### Instructions for the task
Each line below either holds the string "background" or doesn't. Count those that do and give only the number.

____

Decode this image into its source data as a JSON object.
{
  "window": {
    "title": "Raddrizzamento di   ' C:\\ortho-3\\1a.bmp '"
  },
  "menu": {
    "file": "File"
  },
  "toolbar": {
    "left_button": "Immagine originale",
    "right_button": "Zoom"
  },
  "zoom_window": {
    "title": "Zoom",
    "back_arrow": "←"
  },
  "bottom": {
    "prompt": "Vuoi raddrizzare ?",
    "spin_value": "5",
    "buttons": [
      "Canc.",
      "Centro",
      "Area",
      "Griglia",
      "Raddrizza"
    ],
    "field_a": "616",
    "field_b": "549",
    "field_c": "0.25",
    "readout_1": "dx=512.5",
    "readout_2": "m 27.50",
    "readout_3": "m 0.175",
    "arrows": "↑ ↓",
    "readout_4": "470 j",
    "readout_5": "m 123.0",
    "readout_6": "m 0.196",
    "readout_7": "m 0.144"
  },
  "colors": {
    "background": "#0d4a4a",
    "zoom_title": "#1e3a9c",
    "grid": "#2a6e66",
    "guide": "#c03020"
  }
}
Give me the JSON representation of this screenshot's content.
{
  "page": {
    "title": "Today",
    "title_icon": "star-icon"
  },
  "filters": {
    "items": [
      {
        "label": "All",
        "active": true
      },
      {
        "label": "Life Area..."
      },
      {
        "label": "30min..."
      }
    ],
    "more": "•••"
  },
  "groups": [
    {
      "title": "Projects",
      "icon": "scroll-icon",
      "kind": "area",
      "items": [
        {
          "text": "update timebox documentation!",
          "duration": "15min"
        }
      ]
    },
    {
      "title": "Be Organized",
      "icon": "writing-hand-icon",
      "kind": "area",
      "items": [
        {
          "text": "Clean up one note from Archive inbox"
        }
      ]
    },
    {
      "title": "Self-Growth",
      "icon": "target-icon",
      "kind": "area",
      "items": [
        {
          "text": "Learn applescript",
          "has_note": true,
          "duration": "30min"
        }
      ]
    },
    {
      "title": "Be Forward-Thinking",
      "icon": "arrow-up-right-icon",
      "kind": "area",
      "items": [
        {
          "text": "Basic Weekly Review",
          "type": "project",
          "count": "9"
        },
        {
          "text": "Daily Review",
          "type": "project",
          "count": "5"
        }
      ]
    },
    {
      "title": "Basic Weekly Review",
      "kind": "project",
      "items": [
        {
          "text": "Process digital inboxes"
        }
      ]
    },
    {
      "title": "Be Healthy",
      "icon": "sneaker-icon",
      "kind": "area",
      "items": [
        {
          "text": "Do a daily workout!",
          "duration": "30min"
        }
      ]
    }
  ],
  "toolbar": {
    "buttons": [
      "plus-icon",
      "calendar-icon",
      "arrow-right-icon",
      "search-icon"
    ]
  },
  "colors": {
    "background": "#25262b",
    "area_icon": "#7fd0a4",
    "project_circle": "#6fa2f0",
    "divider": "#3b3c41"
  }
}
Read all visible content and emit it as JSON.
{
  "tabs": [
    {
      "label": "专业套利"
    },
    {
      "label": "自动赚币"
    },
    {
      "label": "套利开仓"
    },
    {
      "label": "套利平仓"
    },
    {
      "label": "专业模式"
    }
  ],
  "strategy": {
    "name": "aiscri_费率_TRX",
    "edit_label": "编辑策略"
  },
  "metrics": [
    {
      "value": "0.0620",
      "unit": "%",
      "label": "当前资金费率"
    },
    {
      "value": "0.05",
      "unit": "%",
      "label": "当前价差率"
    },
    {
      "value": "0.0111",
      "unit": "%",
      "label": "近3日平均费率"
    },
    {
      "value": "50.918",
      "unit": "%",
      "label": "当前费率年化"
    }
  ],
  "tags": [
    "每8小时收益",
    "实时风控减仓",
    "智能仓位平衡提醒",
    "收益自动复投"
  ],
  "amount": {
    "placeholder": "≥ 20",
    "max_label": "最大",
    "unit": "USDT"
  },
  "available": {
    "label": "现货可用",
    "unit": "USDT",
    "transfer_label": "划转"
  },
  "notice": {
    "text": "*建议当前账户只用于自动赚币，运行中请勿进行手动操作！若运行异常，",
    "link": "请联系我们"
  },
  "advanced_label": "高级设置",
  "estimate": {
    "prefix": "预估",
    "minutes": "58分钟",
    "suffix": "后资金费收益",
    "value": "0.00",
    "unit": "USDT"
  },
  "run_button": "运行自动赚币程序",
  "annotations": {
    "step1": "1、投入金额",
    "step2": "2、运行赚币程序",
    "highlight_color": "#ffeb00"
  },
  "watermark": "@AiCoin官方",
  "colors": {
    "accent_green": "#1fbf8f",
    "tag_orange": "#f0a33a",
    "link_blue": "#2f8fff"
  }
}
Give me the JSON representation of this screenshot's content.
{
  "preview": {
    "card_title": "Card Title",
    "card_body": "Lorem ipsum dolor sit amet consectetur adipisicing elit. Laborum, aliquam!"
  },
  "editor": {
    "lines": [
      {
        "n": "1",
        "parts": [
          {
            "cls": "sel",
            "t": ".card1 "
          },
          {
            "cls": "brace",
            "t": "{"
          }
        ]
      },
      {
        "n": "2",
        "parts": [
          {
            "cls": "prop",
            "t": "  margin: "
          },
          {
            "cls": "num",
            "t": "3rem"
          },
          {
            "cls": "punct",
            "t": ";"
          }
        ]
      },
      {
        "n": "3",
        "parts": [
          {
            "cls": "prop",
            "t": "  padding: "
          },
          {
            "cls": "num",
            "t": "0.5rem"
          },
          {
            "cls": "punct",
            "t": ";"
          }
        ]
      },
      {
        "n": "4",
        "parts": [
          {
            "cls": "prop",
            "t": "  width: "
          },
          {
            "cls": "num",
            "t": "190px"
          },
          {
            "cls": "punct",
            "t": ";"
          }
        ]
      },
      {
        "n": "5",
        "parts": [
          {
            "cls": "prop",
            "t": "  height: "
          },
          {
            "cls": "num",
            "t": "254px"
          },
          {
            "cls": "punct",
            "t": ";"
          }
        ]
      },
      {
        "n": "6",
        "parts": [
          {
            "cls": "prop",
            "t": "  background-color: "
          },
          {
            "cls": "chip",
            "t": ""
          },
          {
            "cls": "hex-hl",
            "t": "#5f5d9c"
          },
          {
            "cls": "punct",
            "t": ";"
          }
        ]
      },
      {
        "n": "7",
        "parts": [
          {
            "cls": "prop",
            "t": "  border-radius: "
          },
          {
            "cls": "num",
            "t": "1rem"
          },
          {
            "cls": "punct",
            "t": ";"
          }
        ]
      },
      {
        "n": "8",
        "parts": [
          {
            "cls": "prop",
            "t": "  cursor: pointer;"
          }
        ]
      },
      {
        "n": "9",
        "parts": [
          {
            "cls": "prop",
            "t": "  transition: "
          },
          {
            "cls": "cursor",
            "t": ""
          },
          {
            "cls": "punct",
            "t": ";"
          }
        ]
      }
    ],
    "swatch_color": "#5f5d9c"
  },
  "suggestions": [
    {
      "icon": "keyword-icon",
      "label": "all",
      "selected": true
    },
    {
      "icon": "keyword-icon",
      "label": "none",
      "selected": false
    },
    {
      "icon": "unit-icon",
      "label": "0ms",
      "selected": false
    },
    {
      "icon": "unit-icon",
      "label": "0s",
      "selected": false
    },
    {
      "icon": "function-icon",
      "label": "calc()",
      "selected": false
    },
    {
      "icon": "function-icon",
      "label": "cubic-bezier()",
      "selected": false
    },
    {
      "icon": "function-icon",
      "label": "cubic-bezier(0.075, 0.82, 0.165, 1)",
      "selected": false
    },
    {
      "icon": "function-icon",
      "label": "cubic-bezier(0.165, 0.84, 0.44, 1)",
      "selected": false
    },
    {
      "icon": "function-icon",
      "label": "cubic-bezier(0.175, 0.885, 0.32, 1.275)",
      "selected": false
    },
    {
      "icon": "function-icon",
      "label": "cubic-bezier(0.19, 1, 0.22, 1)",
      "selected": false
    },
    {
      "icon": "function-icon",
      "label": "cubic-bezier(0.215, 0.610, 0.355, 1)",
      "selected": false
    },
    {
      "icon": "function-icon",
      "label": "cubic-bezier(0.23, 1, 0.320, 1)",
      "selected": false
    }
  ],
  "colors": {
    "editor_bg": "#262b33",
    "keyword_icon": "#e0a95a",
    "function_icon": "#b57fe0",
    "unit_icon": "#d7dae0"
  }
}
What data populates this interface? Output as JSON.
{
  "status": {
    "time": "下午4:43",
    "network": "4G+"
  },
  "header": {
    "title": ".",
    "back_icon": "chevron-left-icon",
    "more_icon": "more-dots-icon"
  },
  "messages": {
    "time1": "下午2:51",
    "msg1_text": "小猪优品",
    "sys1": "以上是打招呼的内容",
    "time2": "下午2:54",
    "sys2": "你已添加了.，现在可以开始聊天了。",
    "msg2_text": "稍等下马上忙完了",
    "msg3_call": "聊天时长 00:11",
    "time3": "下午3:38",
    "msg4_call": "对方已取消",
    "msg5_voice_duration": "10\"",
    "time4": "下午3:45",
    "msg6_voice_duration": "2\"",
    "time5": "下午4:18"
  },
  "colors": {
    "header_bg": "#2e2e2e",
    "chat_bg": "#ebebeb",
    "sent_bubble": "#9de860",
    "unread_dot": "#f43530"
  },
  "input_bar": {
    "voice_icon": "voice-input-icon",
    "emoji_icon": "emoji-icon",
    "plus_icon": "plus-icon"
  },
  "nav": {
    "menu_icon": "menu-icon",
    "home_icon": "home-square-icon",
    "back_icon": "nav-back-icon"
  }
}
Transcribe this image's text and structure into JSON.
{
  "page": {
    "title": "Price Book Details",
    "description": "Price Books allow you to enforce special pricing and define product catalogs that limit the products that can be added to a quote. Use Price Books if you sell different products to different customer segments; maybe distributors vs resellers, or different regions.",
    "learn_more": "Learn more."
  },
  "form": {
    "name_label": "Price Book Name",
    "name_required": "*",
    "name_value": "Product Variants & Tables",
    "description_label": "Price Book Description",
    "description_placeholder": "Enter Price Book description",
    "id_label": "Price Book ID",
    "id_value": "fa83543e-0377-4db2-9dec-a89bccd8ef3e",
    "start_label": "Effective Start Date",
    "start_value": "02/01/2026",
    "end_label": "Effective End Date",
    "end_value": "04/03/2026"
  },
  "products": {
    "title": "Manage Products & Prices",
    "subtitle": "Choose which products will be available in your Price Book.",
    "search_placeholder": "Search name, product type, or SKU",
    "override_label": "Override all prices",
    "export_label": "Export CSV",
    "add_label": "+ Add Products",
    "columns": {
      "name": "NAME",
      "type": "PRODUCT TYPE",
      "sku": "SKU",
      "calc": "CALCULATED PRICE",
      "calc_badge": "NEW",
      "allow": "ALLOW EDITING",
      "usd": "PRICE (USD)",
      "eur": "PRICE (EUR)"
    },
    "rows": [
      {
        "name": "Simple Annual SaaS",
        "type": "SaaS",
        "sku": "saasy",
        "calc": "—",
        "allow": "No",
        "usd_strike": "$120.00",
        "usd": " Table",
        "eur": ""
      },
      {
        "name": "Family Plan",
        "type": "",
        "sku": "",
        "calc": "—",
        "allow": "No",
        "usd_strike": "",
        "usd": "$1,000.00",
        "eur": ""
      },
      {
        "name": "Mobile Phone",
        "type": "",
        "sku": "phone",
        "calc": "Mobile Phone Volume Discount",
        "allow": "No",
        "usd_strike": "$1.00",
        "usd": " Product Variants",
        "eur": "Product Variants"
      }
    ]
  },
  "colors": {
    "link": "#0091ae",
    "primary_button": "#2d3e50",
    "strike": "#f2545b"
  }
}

____

### Complete answer
3